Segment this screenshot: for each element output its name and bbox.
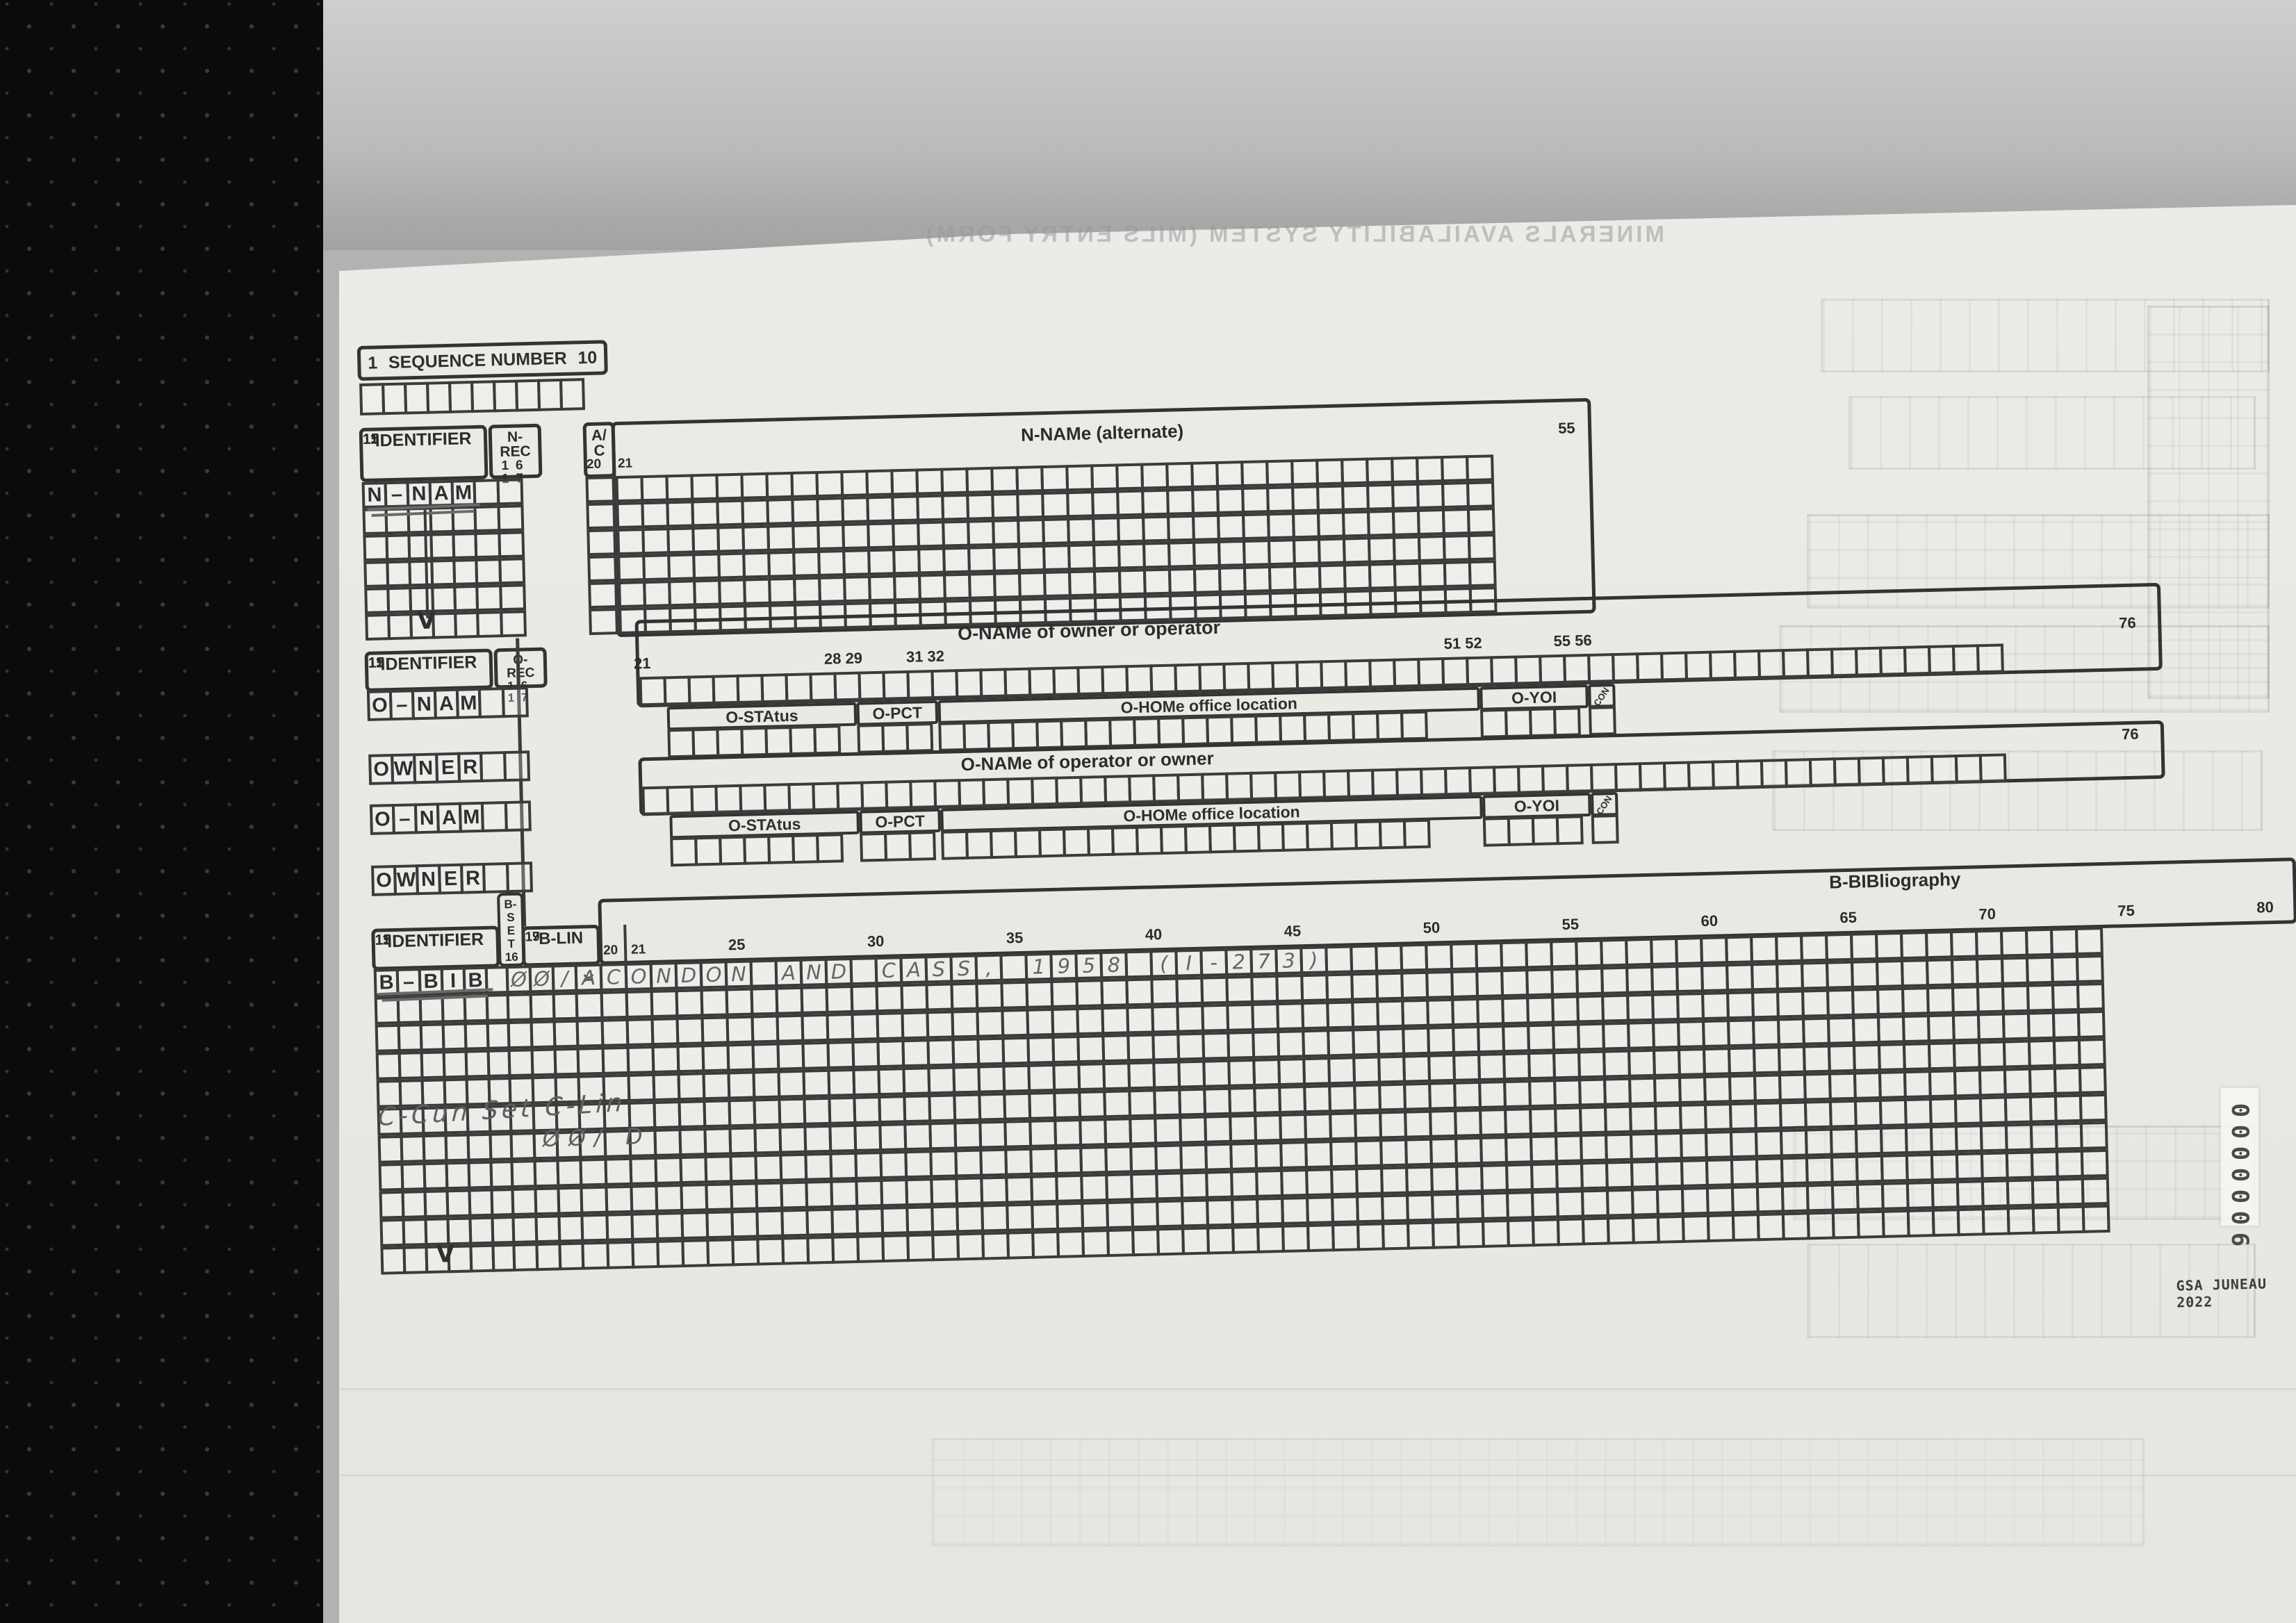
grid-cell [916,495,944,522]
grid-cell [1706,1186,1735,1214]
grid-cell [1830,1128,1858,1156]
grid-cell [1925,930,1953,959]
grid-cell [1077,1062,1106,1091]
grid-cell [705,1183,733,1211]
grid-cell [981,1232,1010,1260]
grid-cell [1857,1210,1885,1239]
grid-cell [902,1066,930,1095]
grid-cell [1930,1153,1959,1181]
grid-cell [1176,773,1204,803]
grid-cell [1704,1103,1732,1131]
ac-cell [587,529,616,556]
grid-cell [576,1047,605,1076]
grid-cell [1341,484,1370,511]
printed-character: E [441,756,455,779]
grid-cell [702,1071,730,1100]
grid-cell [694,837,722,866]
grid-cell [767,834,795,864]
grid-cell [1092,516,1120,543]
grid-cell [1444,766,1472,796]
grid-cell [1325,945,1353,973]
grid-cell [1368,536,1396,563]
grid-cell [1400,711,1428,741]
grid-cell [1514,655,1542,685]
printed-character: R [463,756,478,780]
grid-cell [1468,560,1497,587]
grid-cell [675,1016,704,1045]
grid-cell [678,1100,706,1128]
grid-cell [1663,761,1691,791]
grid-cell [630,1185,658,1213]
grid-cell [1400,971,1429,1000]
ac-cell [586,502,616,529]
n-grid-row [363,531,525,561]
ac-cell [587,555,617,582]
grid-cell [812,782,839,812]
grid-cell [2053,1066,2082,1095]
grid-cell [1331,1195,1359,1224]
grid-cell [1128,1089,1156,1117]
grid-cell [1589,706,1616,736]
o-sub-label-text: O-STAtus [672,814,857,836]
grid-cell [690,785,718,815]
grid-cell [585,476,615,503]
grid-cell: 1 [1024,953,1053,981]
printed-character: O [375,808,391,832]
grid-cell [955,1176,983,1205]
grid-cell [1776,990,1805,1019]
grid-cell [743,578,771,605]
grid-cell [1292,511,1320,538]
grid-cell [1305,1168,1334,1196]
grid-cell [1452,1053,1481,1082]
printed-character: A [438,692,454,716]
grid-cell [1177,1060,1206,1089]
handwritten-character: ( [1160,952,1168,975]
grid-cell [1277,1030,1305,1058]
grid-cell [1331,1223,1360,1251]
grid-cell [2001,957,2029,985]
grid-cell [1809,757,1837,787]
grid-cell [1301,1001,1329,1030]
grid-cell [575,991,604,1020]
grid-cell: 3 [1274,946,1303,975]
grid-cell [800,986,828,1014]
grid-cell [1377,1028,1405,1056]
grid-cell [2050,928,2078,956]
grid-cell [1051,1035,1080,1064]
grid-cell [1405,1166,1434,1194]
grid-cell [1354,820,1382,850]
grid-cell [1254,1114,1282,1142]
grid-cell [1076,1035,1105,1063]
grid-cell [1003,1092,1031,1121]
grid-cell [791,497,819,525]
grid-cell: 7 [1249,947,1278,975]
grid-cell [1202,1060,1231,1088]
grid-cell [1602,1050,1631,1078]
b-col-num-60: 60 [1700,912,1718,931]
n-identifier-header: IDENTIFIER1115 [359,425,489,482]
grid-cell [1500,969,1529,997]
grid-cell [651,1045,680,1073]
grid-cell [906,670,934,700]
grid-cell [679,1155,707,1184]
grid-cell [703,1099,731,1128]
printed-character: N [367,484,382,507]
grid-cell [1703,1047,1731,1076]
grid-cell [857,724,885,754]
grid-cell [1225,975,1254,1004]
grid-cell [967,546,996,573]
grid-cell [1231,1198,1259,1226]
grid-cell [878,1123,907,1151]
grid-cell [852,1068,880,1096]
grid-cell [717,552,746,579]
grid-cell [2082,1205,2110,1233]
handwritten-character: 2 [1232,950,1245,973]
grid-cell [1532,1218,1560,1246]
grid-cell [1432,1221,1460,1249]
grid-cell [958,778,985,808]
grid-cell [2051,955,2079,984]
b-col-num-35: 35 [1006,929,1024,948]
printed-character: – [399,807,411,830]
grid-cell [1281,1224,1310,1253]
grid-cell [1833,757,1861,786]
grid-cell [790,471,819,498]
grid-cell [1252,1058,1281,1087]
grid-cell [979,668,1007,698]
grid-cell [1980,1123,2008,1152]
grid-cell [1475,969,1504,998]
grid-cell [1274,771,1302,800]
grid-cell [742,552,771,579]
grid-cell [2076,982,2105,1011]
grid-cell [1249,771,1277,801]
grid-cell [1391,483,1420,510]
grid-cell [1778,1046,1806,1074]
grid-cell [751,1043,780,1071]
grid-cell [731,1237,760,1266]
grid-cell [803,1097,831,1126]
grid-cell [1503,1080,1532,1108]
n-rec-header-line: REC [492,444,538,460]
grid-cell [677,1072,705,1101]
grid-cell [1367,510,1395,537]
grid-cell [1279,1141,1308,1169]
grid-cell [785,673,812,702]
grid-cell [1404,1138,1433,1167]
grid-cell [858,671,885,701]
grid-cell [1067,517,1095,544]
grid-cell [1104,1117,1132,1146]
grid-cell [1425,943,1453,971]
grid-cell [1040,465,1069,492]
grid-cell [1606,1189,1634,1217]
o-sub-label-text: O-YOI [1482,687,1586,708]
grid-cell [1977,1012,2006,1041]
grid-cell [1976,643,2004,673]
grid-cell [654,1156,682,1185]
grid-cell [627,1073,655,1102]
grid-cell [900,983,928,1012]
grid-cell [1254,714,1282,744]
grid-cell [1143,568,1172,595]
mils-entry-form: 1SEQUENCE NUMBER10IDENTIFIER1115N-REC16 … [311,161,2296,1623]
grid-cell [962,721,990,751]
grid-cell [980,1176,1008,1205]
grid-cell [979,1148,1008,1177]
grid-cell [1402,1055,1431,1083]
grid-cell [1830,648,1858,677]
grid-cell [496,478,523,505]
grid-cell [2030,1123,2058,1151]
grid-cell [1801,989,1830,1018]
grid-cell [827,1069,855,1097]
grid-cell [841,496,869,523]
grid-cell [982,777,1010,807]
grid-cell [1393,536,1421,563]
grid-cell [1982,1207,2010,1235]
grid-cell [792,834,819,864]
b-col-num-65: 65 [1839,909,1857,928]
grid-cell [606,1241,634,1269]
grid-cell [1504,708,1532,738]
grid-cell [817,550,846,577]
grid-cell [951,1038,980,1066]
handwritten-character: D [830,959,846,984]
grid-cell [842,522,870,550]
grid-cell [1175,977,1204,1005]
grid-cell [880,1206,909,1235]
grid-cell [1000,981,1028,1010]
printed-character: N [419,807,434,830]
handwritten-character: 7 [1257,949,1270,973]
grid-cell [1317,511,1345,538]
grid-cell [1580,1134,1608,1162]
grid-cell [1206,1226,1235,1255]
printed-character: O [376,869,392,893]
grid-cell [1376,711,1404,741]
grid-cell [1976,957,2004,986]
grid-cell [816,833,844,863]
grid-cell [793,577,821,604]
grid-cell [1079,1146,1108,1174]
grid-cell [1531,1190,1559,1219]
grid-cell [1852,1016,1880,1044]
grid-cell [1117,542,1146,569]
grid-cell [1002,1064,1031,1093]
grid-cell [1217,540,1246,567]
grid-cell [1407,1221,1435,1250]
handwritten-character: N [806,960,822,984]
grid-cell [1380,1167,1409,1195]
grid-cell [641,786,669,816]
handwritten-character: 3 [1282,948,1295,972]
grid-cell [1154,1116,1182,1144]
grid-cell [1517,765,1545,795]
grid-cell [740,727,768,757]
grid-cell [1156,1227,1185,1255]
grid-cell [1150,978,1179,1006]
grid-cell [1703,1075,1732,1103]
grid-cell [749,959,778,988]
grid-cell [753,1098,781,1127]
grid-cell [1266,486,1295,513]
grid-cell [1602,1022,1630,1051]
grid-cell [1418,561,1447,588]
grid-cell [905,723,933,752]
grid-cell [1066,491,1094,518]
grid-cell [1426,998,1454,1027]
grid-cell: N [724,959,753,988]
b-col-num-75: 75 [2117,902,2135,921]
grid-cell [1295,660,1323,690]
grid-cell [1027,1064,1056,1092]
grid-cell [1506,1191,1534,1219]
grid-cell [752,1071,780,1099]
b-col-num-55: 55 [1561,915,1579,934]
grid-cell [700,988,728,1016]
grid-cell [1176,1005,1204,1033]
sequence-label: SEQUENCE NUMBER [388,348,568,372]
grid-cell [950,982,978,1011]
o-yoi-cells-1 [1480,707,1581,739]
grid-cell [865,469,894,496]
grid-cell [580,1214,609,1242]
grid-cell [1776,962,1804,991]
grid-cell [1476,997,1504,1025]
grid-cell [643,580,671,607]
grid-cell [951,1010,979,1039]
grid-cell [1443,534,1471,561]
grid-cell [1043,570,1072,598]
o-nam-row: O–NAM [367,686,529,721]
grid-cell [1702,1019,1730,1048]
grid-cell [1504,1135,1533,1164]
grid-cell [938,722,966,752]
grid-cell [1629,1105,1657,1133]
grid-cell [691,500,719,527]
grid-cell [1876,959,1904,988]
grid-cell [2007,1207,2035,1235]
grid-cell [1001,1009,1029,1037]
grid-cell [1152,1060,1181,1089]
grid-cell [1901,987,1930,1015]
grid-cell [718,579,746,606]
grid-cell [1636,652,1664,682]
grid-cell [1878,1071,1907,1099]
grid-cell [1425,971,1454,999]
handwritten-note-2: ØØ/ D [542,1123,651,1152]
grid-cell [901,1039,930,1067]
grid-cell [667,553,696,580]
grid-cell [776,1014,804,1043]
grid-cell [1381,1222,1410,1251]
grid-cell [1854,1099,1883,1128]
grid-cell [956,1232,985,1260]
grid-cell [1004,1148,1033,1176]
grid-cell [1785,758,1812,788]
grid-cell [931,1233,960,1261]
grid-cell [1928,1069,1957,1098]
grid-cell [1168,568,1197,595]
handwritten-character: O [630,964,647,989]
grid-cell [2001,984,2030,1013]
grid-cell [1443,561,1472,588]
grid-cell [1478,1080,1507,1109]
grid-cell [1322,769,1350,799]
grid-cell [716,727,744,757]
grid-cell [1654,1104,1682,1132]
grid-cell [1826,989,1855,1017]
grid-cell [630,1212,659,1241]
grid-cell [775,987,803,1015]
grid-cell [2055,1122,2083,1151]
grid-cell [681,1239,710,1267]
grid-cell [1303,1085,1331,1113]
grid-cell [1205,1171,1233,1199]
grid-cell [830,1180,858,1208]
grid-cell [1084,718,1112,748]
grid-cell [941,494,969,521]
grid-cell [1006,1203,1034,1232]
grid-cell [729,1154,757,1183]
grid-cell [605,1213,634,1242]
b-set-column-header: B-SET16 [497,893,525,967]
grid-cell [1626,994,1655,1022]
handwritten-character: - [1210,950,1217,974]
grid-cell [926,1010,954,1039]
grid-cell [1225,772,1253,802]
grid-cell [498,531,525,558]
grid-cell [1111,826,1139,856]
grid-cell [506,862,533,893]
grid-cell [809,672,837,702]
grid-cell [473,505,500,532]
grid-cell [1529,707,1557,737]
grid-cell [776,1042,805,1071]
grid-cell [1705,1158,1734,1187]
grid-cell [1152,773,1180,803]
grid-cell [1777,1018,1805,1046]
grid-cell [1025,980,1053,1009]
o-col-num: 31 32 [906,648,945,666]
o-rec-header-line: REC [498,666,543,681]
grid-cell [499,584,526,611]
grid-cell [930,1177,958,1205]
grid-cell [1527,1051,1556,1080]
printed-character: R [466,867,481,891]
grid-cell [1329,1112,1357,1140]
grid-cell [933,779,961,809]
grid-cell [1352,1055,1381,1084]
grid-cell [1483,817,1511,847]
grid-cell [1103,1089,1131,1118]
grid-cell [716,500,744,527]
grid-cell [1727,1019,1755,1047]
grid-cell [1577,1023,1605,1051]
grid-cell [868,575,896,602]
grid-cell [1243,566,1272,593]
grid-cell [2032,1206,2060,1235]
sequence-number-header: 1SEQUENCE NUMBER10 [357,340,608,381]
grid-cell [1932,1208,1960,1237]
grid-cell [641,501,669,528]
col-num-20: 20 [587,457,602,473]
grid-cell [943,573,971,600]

- - - -

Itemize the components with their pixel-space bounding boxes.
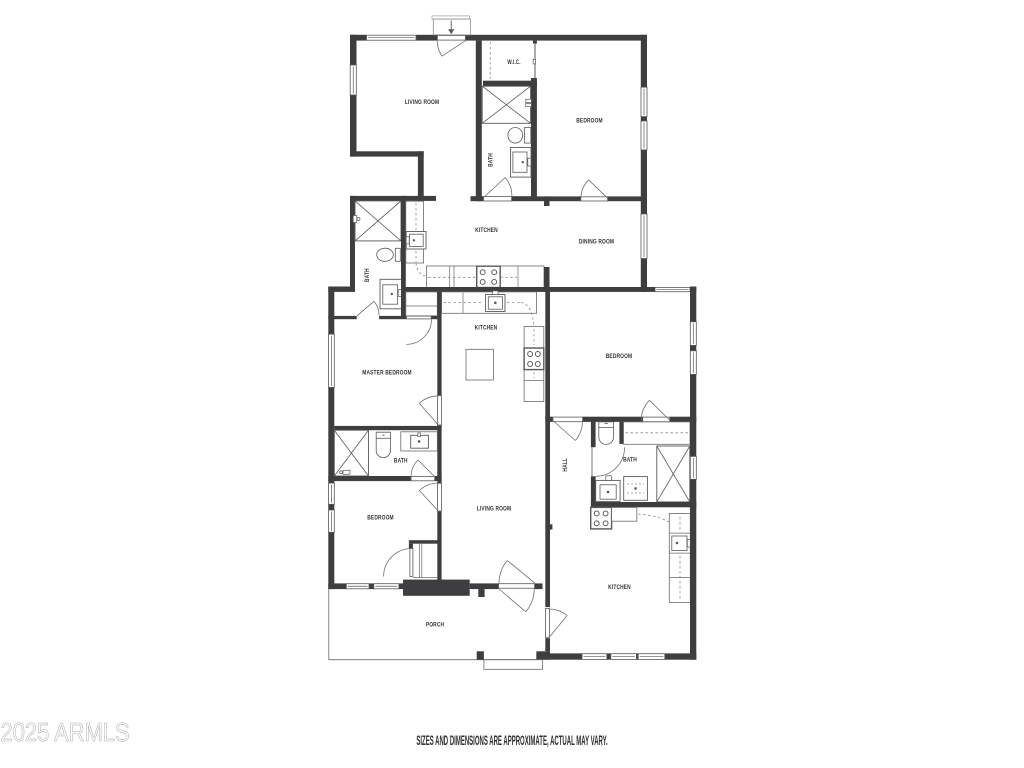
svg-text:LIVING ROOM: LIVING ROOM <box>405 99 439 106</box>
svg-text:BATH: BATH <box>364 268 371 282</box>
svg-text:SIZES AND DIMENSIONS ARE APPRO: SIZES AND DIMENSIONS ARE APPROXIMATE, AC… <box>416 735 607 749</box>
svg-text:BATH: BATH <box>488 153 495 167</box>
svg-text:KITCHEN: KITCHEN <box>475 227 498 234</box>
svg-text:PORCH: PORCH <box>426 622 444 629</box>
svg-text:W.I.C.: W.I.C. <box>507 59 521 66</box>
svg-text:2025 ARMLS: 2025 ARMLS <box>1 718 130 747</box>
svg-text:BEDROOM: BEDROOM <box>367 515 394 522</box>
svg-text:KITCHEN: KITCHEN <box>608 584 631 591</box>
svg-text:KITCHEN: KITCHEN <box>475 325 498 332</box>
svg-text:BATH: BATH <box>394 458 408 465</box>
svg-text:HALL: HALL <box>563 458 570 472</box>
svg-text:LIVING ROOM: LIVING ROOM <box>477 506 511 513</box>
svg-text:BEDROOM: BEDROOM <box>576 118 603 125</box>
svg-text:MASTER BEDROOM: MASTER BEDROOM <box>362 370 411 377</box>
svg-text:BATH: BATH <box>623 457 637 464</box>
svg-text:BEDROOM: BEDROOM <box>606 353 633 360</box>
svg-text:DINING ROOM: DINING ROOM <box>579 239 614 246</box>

- - - -

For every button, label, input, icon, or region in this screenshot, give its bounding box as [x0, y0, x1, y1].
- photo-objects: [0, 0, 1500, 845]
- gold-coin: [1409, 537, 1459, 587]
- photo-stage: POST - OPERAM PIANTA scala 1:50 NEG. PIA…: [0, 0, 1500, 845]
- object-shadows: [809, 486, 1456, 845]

- - - -

**WORK TO COMPLETE**
Convert the data lines, starting at the line containing "For every button, label, input, icon, or" and ending at the line containing "- object-shadows: [809, 486, 1456, 845]", into a Markdown table with the columns Row and Text. Number each row, include both end lines, and leave out any blank lines.

**IN RESPONSE**
| Row | Text |
|---|---|
| 1 | For every button, label, input, icon, or region in this screenshot, give its bounding box as [x0, y0, x1, y1]. |
| 2 | - photo-objects: [0, 0, 1500, 845] |
| 3 | - gold-coin: [1409, 537, 1459, 587] |
| 4 | - photo-stage: POST - OPERAM PIANTA scala 1:50 NEG. PIA…: [0, 0, 1500, 845] |
| 5 | - object-shadows: [809, 486, 1456, 845] |